Aim of the exercise: Identify all lines in the listing that include the word "Silhusenn", and copy them out.

··· Rows

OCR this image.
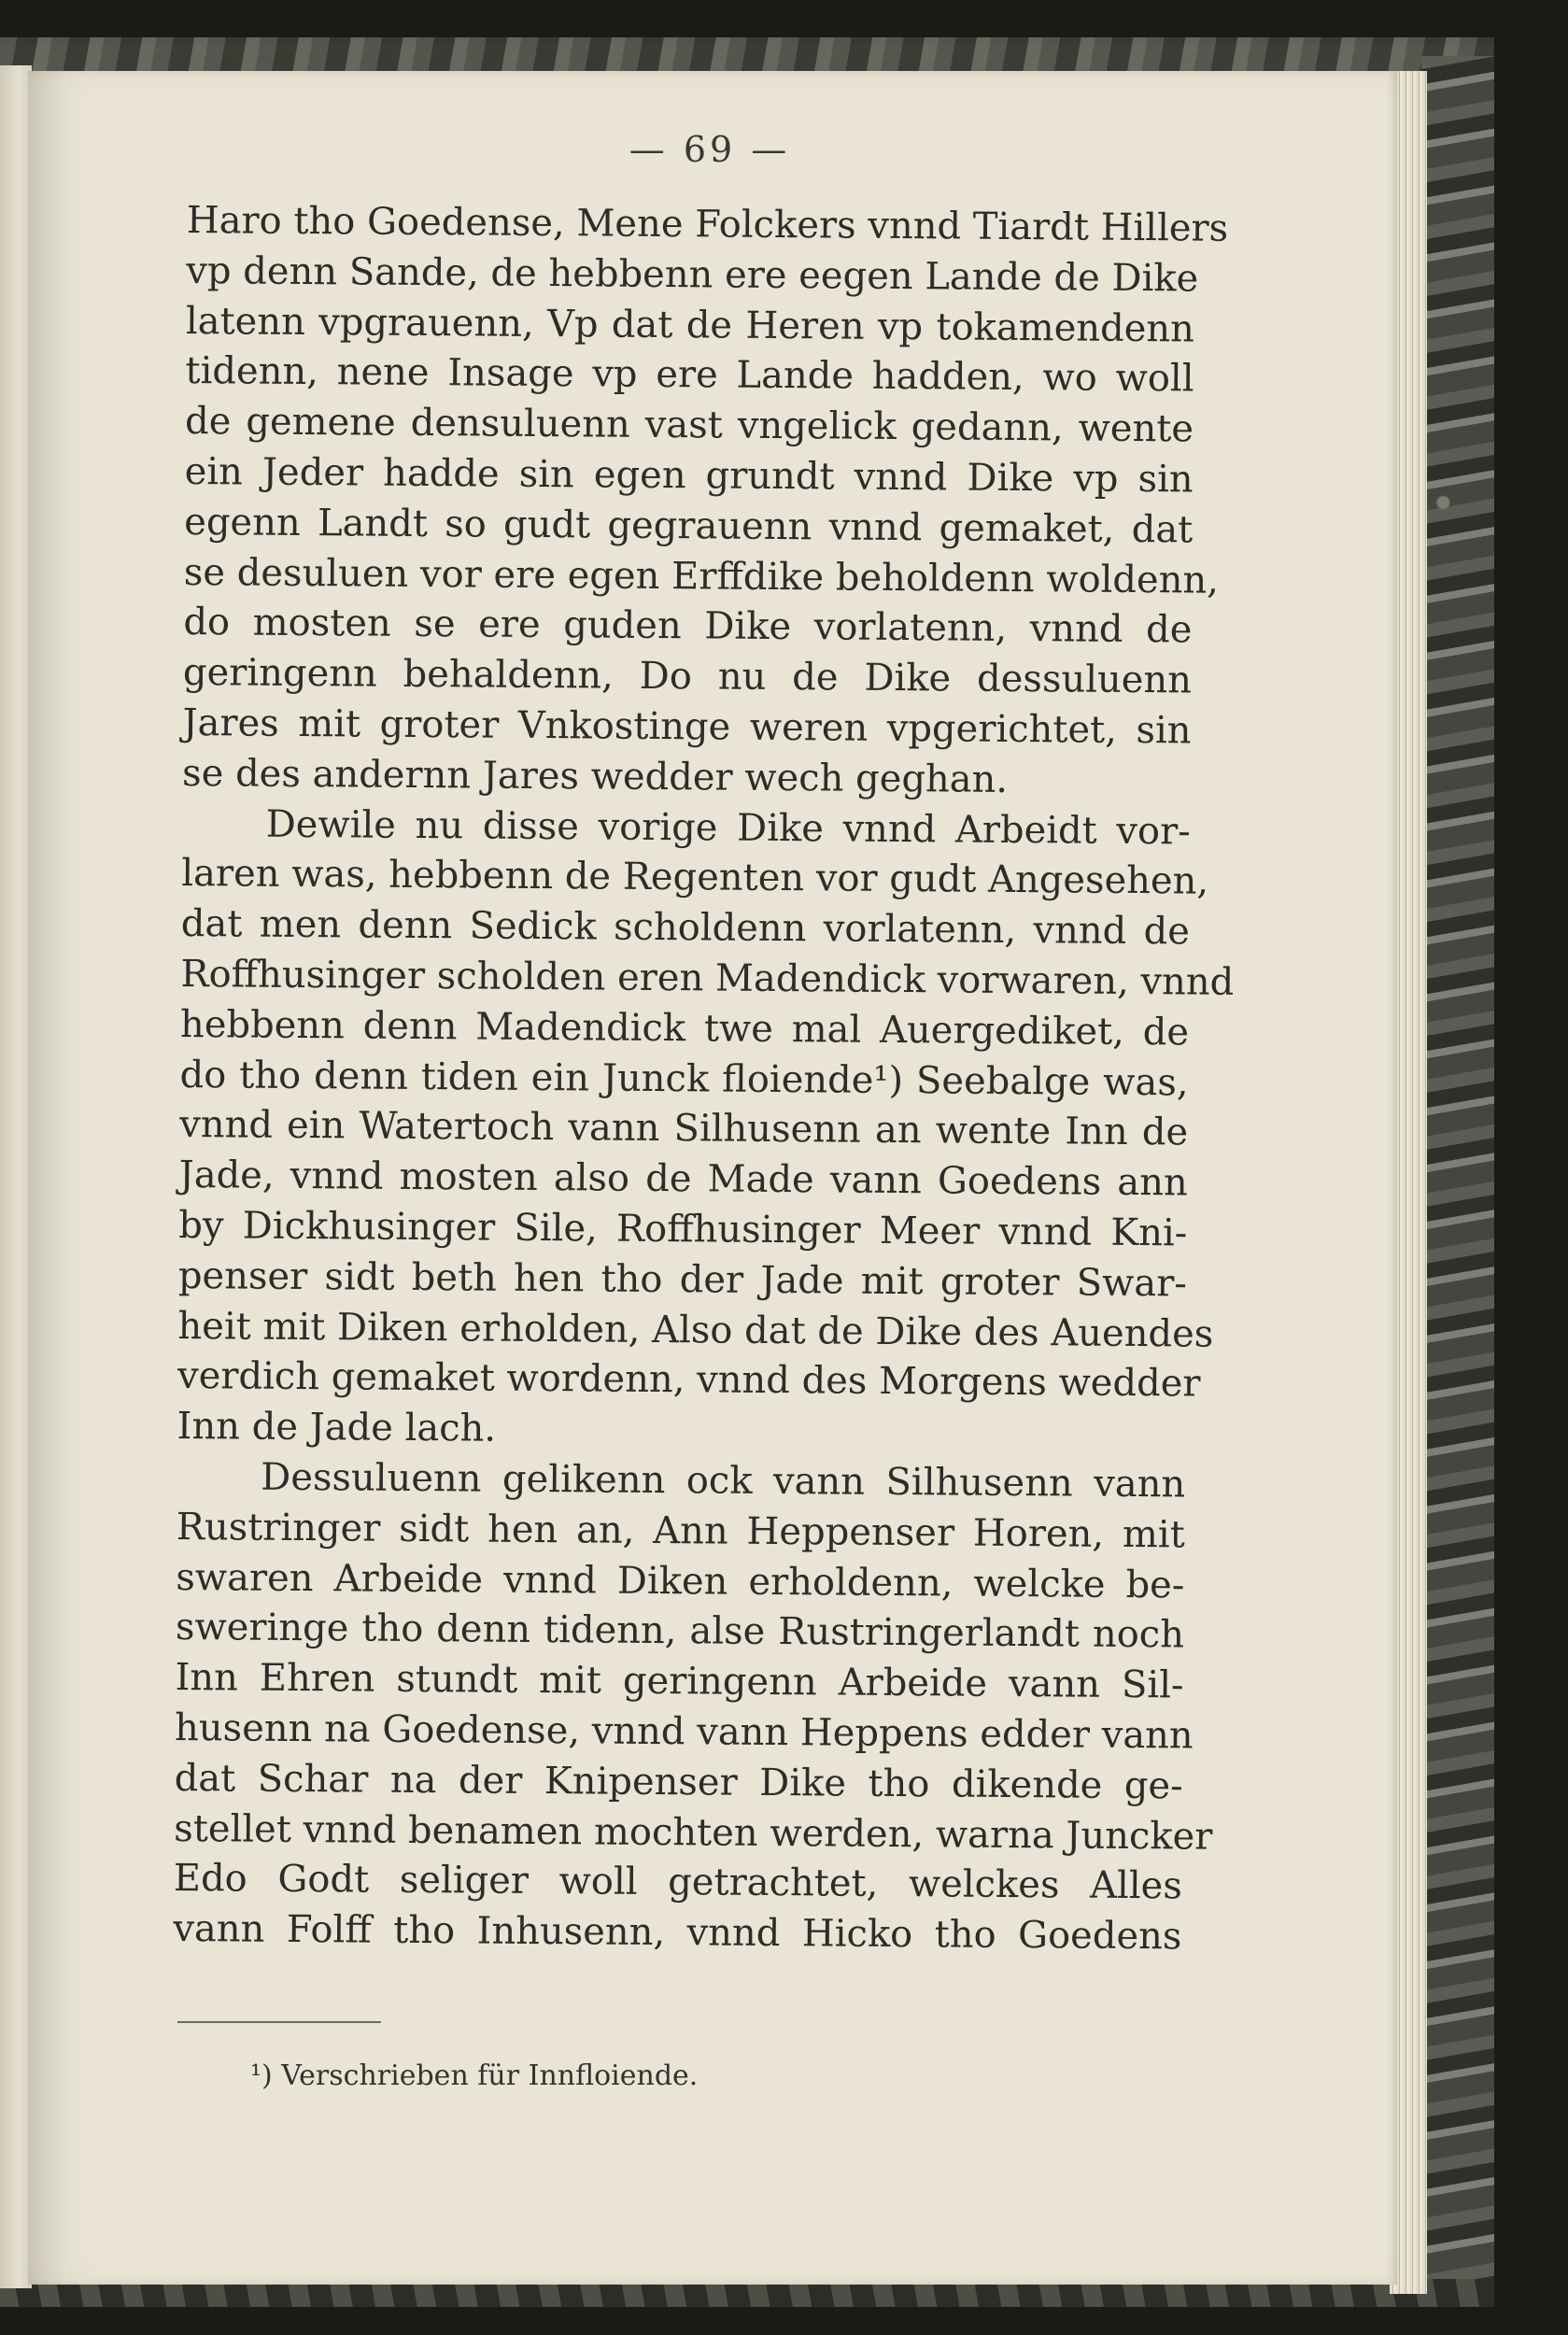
— 69 —
Haro tho Goedense, Mene Folckers vnnd Tiardt Hillers
vp denn Sande, de hebbenn ere eegen Lande de Dike
latenn vpgrauenn, Vp dat de Heren vp tokamendenn
tidenn, nene Insage vp ere Lande hadden, wo woll
de gemene densuluenn vast vngelick gedann, wente
ein Jeder hadde sin egen grundt vnnd Dike vp sin
egenn Landt so gudt gegrauenn vnnd gemaket, dat
se desuluen vor ere egen Erffdike beholdenn woldenn,
do mosten se ere guden Dike vorlatenn, vnnd de
geringenn behaldenn, Do nu de Dike dessuluenn
Jares mit groter Vnkostinge weren vpgerichtet, sin
se des andernn Jares wedder wech geghan.
Dewile nu disse vorige Dike vnnd Arbeidt vor-
laren was, hebbenn de Regenten vor gudt Angesehen,
dat men denn Sedick scholdenn vorlatenn, vnnd de
Roffhusinger scholden eren Madendick vorwaren, vnnd
hebbenn denn Madendick twe mal Auergediket, de
do tho denn tiden ein Junck floiende¹) Seebalge was,
vnnd ein Watertoch vann Silhusenn an wente Inn de
Jade, vnnd mosten also de Made vann Goedens ann
by Dickhusinger Sile, Roffhusinger Meer vnnd Kni-
penser sidt beth hen tho der Jade mit groter Swar-
heit mit Diken erholden, Also dat de Dike des Auendes
verdich gemaket wordenn, vnnd des Morgens wedder
Inn de Jade lach.
Dessuluenn gelikenn ock vann Silhusenn vann
Rustringer sidt hen an, Ann Heppenser Horen, mit
swaren Arbeide vnnd Diken erholdenn, welcke be-
sweringe tho denn tidenn, alse Rustringerlandt noch
Inn Ehren stundt mit geringenn Arbeide vann Sil-
husenn na Goedense, vnnd vann Heppens edder vann
dat Schar na der Knipenser Dike tho dikende ge-
stellet vnnd benamen mochten werden, warna Juncker
Edo Godt seliger woll getrachtet, welckes Alles
vann Folff tho Inhusenn, vnnd Hicko tho Goedens
¹) Verschrieben für Innfloiende.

······

Solution for this exercise:
vnnd ein Watertoch vann Silhusenn an wente Inn de
Dessuluenn gelikenn ock vann Silhusenn vann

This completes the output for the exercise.